── Given data ──

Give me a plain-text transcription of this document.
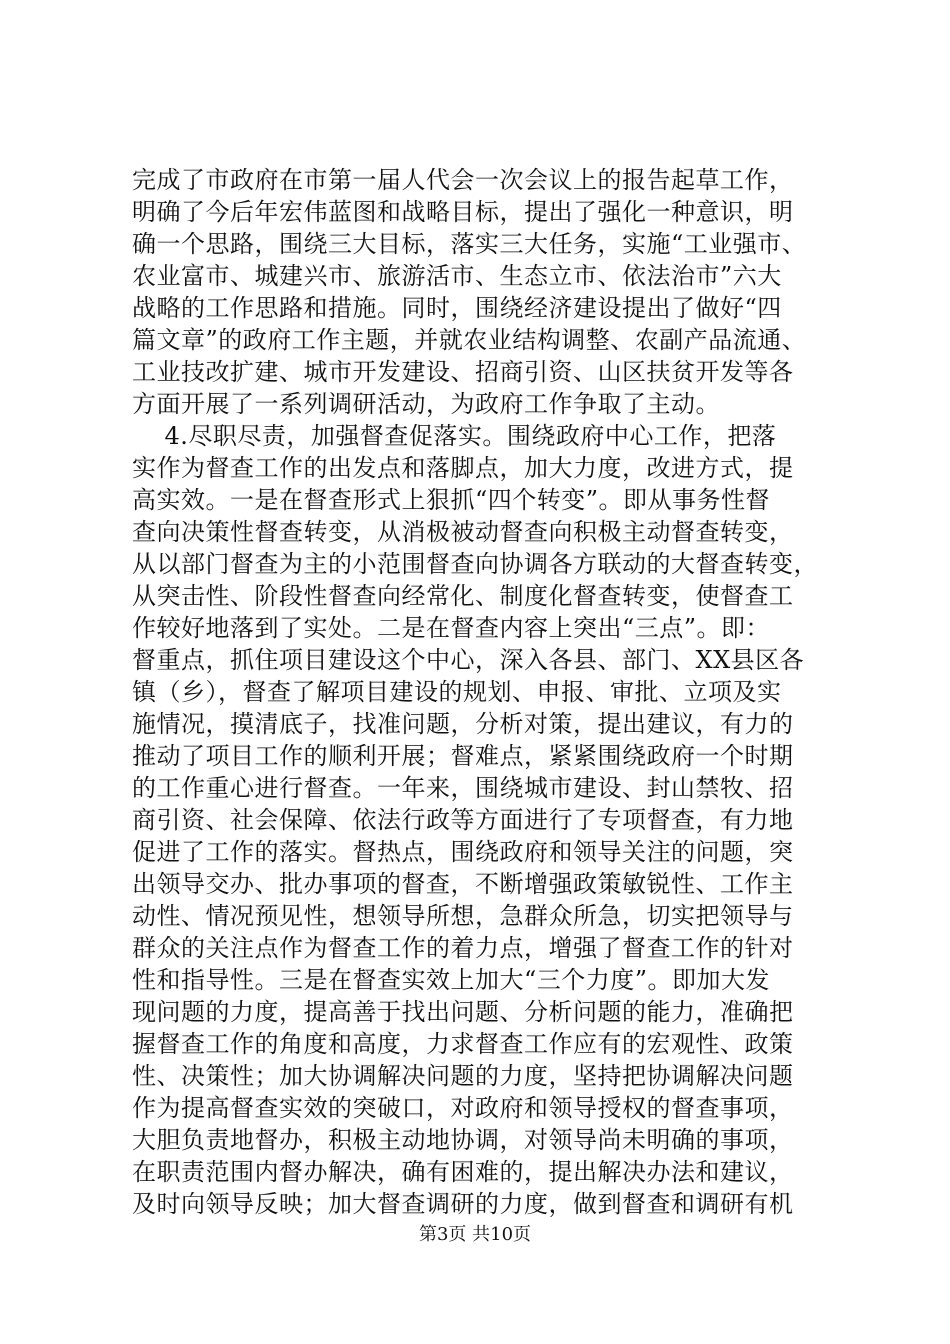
完成了市政府在市第一届人代会一次会议上的报告起草工作，
明确了今后年宏伟蓝图和战略目标，提出了强化一种意识，明
确一个思路，围绕三大目标，落实三大任务，实施“工业强市、
农业富市、城建兴市、旅游活市、生态立市、依法治市”六大
战略的工作思路和措施。同时，围绕经济建设提出了做好“四
篇文章”的政府工作主题，并就农业结构调整、农副产品流通、
工业技改扩建、城市开发建设、招商引资、山区扶贫开发等各
方面开展了一系列调研活动，为政府工作争取了主动。
4.尽职尽责，加强督查促落实。围绕政府中心工作，把落
实作为督查工作的出发点和落脚点，加大力度，改进方式，提
高实效。一是在督查形式上狠抓“四个转变”。即从事务性督
查向决策性督查转变，从消极被动督查向积极主动督查转变，
从以部门督查为主的小范围督查向协调各方联动的大督查转变，
从突击性、阶段性督查向经常化、制度化督查转变，使督查工
作较好地落到了实处。二是在督查内容上突出“三点”。即：
督重点，抓住项目建设这个中心，深入各县、部门、XX县区各
镇（乡），督查了解项目建设的规划、申报、审批、立项及实
施情况，摸清底子，找准问题，分析对策，提出建议，有力的
推动了项目工作的顺利开展；督难点，紧紧围绕政府一个时期
的工作重心进行督查。一年来，围绕城市建设、封山禁牧、招
商引资、社会保障、依法行政等方面进行了专项督查，有力地
促进了工作的落实。督热点，围绕政府和领导关注的问题，突
出领导交办、批办事项的督查，不断增强政策敏锐性、工作主
动性、情况预见性，想领导所想，急群众所急，切实把领导与
群众的关注点作为督查工作的着力点，增强了督查工作的针对
性和指导性。三是在督查实效上加大“三个力度”。即加大发
现问题的力度，提高善于找出问题、分析问题的能力，准确把
握督查工作的角度和高度，力求督查工作应有的宏观性、政策
性、决策性；加大协调解决问题的力度，坚持把协调解决问题
作为提高督查实效的突破口，对政府和领导授权的督查事项，
大胆负责地督办，积极主动地协调，对领导尚未明确的事项，
在职责范围内督办解决，确有困难的，提出解决办法和建议，
及时向领导反映；加大督查调研的力度，做到督查和调研有机
第3页 共10页
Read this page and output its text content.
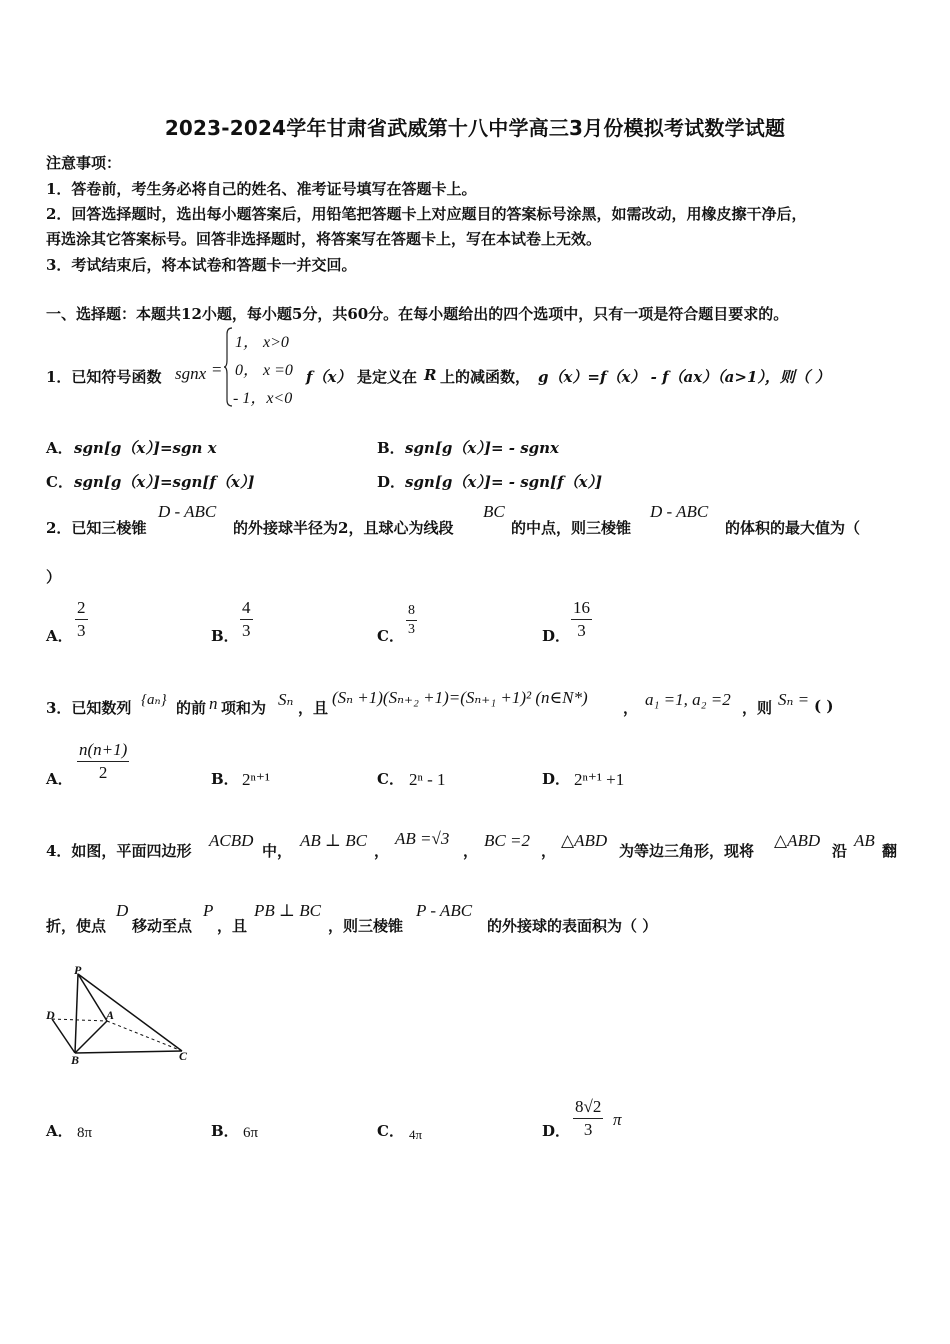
2023-2024学年甘肃省武威第十八中学高三3月份模拟考试数学试题
注意事项：
1．答卷前，考生务必将自己的姓名、准考证号填写在答题卡上。
2．回答选择题时，选出每小题答案后，用铅笔把答题卡上对应题目的答案标号涂黑，如需改动，用橡皮擦干净后，
再选涂其它答案标号。回答非选择题时，将答案写在答题卡上，写在本试卷上无效。
3．考试结束后，将本试卷和答题卡一并交回。
一、选择题：本题共12小题，每小题5分，共60分。在每小题给出的四个选项中，只有一项是符合题目要求的。
1．已知符号函数 sgnx =
1， x>0
0， x =0
- 1，x<0
f（x） 是定义在 R 上的减函数， g（x）=f（x） - f（ax）（a>1），则（ ）
A． sgn[g（x）]=sgn x	B． sgn[g（x）]= - sgnx
C． sgn[g（x）]=sgn[f（x）]	D． sgn[g（x）]= - sgn[f（x）]
2．已知三棱锥
D - ABC
的外接球半径为2，且球心为线段
BC
的中点，则三棱锥
D - ABC
的体积的最大值为（
）
A． $\frac{2}{3}$	B． $\frac{4}{3}$	C． $\frac{8}{3}$	D． $\frac{16}{3}$
3．已知数列 {aₙ} 的前 n 项和为 Sₙ ，且
(Sₙ +1)(Sₙ₊₂ +1)=(Sₙ₊₁ +1)² (n∈N*)
， a₁ =1, a₂ =2 ，则 Sₙ = ( )
A． $\frac{n(n+1)}{2}$	B． 2ⁿ⁺¹	C． 2ⁿ - 1	D． 2ⁿ⁺¹ +1
4．如图，平面四边形
ACBD
中，
AB ⊥ BC
，
AB =√3
，
BC =2
，
△ABD
为等边三角形，现将
△ABD
沿
AB
翻
折，使点
D
移动至点
P
，且
PB ⊥ BC
，则三棱锥
P - ABC
的外接球的表面积为（ ）
P
D	A
B	C
A． 8π	B． 6π	C． 4π	D． $\frac{8√2}{3}$ π
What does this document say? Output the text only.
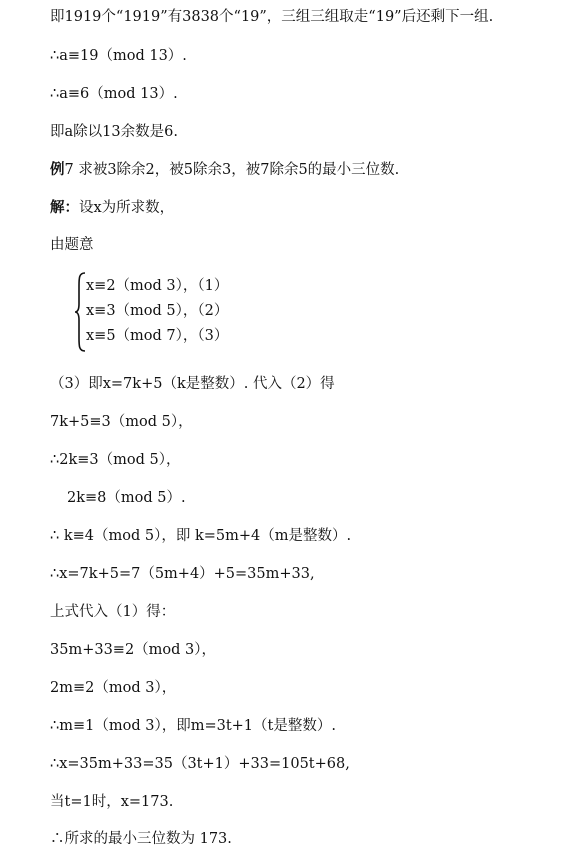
即1919个“1919”有3838个“19”，三组三组取走“19”后还剩下一组.
∴a≡19（mod 13）.
∴a≡6（mod 13）.
即a除以13余数是6.
例7 求被3除余2，被5除余3，被7除余5的最小三位数.
解：设x为所求数，
由题意
x≡2（mod 3），（1）
x≡3（mod 5），（2）
x≡5（mod 7），（3）
（3）即x=7k+5（k是整数）. 代入（2）得
7k+5≡3（mod 5），
∴2k≡3（mod 5），
2k≡8（mod 5）.
∴ k≡4（mod 5），即 k=5m+4（m是整数）.
∴x=7k+5=7（5m+4）+5=35m+33,
上式代入（1）得：
35m+33≡2（mod 3），
2m≡2（mod 3），
∴m≡1（mod 3），即m=3t+1（t是整数）.
∴x=35m+33=35（3t+1）+33=105t+68,
当t=1时，x=173.
∴所求的最小三位数为 173.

───

__Required task__.
Copy out all the records exactly, excluding pictures.

__The result__.
Give me a plain-text transcription of this document.
完成了市政府在市第一届人代会一次会议上的报告起草工作，
明确了今后年宏伟蓝图和战略目标，提出了强化一种意识，明
确一个思路，围绕三大目标，落实三大任务，实施“工业强市、
农业富市、城建兴市、旅游活市、生态立市、依法治市”六大
战略的工作思路和措施。同时，围绕经济建设提出了做好“四
篇文章”的政府工作主题，并就农业结构调整、农副产品流通、
工业技改扩建、城市开发建设、招商引资、山区扶贫开发等各
方面开展了一系列调研活动，为政府工作争取了主动。
4.尽职尽责，加强督查促落实。围绕政府中心工作，把落
实作为督查工作的出发点和落脚点，加大力度，改进方式，提
高实效。一是在督查形式上狠抓“四个转变”。即从事务性督
查向决策性督查转变，从消极被动督查向积极主动督查转变，
从以部门督查为主的小范围督查向协调各方联动的大督查转变，
从突击性、阶段性督查向经常化、制度化督查转变，使督查工
作较好地落到了实处。二是在督查内容上突出“三点”。即：
督重点，抓住项目建设这个中心，深入各县、部门、XX县区各
镇（乡），督查了解项目建设的规划、申报、审批、立项及实
施情况，摸清底子，找准问题，分析对策，提出建议，有力的
推动了项目工作的顺利开展；督难点，紧紧围绕政府一个时期
的工作重心进行督查。一年来，围绕城市建设、封山禁牧、招
商引资、社会保障、依法行政等方面进行了专项督查，有力地
促进了工作的落实。督热点，围绕政府和领导关注的问题，突
出领导交办、批办事项的督查，不断增强政策敏锐性、工作主
动性、情况预见性，想领导所想，急群众所急，切实把领导与
群众的关注点作为督查工作的着力点，增强了督查工作的针对
性和指导性。三是在督查实效上加大“三个力度”。即加大发
现问题的力度，提高善于找出问题、分析问题的能力，准确把
握督查工作的角度和高度，力求督查工作应有的宏观性、政策
性、决策性；加大协调解决问题的力度，坚持把协调解决问题
作为提高督查实效的突破口，对政府和领导授权的督查事项，
大胆负责地督办，积极主动地协调，对领导尚未明确的事项，
在职责范围内督办解决，确有困难的，提出解决办法和建议，
及时向领导反映；加大督查调研的力度，做到督查和调研有机
第3页 共10页
Read this page and output its text content.
2023-2024学年甘肃省武威第十八中学高三3月份模拟考试数学试题
注意事项：
1．答卷前，考生务必将自己的姓名、准考证号填写在答题卡上。
2．回答选择题时，选出每小题答案后，用铅笔把答题卡上对应题目的答案标号涂黑，如需改动，用橡皮擦干净后，
再选涂其它答案标号。回答非选择题时，将答案写在答题卡上，写在本试卷上无效。
3．考试结束后，将本试卷和答题卡一并交回。
一、选择题：本题共12小题，每小题5分，共60分。在每小题给出的四个选项中，只有一项是符合题目要求的。
1．已知符号函数 sgnx =
1， x>0
0， x =0
- 1，x<0
f（x） 是定义在 R 上的减函数， g（x）=f（x） - f（ax）（a>1），则（ ）
A． sgn[g（x）]=sgn x	B． sgn[g（x）]= - sgnx
C． sgn[g（x）]=sgn[f（x）]	D． sgn[g（x）]= - sgn[f（x）]
2．已知三棱锥
D - ABC
的外接球半径为2，且球心为线段
BC
的中点，则三棱锥
D - ABC
的体积的最大值为（
）
A． $\frac{2}{3}$	B． $\frac{4}{3}$	C． $\frac{8}{3}$	D． $\frac{16}{3}$
3．已知数列 {aₙ} 的前 n 项和为 Sₙ ，且
(Sₙ +1)(Sₙ₊₂ +1)=(Sₙ₊₁ +1)² (n∈N*)
， a₁ =1, a₂ =2 ，则 Sₙ = ( )
A． $\frac{n(n+1)}{2}$	B． 2ⁿ⁺¹	C． 2ⁿ - 1	D． 2ⁿ⁺¹ +1
4．如图，平面四边形
ACBD
中，
AB ⊥ BC
，
AB =√3
，
BC =2
，
△ABD
为等边三角形，现将
△ABD
沿
AB
翻
折，使点
D
移动至点
P
，且
PB ⊥ BC
，则三棱锥
P - ABC
的外接球的表面积为（ ）
P
D	A
B	C
A． 8π	B． 6π	C． 4π	D． $\frac{8√2}{3}$ π
What does this document say? Output the text only.
即1919个“1919”有3838个“19”，三组三组取走“19”后还剩下一组.
∴a≡19（mod 13）.
∴a≡6（mod 13）.
即a除以13余数是6.
例7 求被3除余2，被5除余3，被7除余5的最小三位数.
解：设x为所求数，
由题意
x≡2（mod 3），（1）
x≡3（mod 5），（2）
x≡5（mod 7），（3）
（3）即x=7k+5（k是整数）. 代入（2）得
7k+5≡3（mod 5），
∴2k≡3（mod 5），
2k≡8（mod 5）.
∴ k≡4（mod 5），即 k=5m+4（m是整数）.
∴x=7k+5=7（5m+4）+5=35m+33,
上式代入（1）得：
35m+33≡2（mod 3），
2m≡2（mod 3），
∴m≡1（mod 3），即m=3t+1（t是整数）.
∴x=35m+33=35（3t+1）+33=105t+68,
当t=1时，x=173.
∴所求的最小三位数为 173.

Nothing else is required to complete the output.